Using the records provided below, locate and copy each line that contains the word "title".

§ **ROWS**
⟨
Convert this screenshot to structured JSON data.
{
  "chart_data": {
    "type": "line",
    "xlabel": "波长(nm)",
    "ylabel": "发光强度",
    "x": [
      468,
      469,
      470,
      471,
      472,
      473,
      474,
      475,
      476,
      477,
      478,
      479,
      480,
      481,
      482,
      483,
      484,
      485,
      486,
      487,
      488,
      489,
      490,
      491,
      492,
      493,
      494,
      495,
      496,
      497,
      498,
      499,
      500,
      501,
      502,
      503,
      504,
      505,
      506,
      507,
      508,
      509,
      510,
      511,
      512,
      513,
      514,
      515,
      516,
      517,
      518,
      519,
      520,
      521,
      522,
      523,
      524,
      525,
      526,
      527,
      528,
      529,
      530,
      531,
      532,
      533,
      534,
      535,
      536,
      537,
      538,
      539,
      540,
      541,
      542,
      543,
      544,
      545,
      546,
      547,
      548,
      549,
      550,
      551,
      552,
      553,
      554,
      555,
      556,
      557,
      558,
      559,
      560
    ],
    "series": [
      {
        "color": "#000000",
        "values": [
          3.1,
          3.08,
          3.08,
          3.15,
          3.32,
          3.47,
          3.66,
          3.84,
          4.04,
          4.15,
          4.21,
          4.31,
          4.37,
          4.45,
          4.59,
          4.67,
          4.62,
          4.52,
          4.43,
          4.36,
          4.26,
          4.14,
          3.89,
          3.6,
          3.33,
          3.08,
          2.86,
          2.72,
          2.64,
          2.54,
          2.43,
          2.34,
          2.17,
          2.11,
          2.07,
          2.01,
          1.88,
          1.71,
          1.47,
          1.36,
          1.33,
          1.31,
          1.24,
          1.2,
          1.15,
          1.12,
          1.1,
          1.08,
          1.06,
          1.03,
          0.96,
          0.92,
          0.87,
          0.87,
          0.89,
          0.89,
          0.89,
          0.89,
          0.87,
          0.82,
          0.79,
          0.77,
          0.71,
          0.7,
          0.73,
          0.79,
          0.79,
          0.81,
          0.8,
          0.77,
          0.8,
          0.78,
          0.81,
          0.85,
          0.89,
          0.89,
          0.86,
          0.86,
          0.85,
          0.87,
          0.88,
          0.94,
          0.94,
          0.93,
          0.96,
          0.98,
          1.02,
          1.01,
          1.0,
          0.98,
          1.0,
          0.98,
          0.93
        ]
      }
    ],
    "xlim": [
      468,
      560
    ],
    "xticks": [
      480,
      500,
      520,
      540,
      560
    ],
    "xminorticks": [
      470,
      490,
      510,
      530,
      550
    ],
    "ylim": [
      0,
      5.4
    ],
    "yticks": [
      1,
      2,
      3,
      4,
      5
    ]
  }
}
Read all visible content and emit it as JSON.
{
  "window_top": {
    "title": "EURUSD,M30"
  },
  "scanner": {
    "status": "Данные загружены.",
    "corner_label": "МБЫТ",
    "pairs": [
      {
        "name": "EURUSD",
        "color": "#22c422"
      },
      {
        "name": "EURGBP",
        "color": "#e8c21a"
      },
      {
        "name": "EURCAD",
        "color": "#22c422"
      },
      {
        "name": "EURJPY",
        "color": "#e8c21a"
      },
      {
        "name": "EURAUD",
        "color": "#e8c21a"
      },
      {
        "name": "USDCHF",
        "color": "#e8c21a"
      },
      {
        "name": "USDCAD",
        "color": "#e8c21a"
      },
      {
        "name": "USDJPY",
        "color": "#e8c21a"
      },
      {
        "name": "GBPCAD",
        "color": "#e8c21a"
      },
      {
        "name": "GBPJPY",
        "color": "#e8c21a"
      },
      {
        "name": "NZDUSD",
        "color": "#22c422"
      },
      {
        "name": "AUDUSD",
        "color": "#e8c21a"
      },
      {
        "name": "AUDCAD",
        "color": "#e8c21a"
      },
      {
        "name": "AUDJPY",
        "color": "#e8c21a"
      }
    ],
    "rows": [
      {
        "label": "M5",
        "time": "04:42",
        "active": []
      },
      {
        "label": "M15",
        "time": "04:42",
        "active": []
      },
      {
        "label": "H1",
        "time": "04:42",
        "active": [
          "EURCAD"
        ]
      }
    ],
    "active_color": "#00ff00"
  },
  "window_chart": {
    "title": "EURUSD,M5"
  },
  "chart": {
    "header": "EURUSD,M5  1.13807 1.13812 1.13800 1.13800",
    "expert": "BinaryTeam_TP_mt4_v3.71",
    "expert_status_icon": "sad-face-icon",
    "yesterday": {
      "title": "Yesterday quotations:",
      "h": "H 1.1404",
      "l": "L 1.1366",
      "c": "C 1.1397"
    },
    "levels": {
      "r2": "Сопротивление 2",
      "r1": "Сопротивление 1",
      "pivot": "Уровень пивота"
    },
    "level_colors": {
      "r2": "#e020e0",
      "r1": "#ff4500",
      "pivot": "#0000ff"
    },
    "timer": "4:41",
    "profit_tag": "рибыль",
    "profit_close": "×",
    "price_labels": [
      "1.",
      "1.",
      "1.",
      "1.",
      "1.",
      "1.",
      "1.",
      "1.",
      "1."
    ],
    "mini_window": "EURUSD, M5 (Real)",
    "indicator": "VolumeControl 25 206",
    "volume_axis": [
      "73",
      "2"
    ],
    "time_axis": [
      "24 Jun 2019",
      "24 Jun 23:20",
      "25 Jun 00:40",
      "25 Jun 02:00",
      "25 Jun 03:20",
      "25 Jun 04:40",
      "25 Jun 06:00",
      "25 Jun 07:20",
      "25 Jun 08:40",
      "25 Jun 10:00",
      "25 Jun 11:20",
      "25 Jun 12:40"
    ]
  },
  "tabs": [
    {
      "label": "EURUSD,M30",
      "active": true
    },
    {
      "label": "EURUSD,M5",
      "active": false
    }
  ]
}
⟩
§ **FULL ANSWER**
    "title": "EURUSD,M30"
    "title": "EURUSD,M5"
      "title": "Yesterday quotations:",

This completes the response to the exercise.